# [Work to do]
Entries follow. Set all of them down as they stand.

Data items:
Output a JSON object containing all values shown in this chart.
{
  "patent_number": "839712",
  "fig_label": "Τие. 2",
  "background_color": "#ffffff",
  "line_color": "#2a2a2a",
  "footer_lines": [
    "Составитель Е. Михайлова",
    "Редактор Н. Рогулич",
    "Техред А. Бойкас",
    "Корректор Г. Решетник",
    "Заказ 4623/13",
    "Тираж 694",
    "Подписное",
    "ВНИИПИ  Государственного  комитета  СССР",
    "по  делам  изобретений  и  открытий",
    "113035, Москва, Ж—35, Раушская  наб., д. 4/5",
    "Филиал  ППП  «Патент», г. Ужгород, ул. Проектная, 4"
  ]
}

# [Output below]
Output a JSON object containing all values shown in this chart.
{
  "patent_number": "839712",
  "fig_label": "Τие. 2",
  "background_color": "#ffffff",
  "line_color": "#2a2a2a",
  "footer_lines": [
    "Составитель Е. Михайлова",
    "Редактор Н. Рогулич",
    "Техред А. Бойкас",
    "Корректор Г. Решетник",
    "Заказ 4623/13",
    "Тираж 694",
    "Подписное",
    "ВНИИПИ  Государственного  комитета  СССР",
    "по  делам  изобретений  и  открытий",
    "113035, Москва, Ж—35, Раушская  наб., д. 4/5",
    "Филиал  ППП  «Патент», г. Ужгород, ул. Проектная, 4"
  ]
}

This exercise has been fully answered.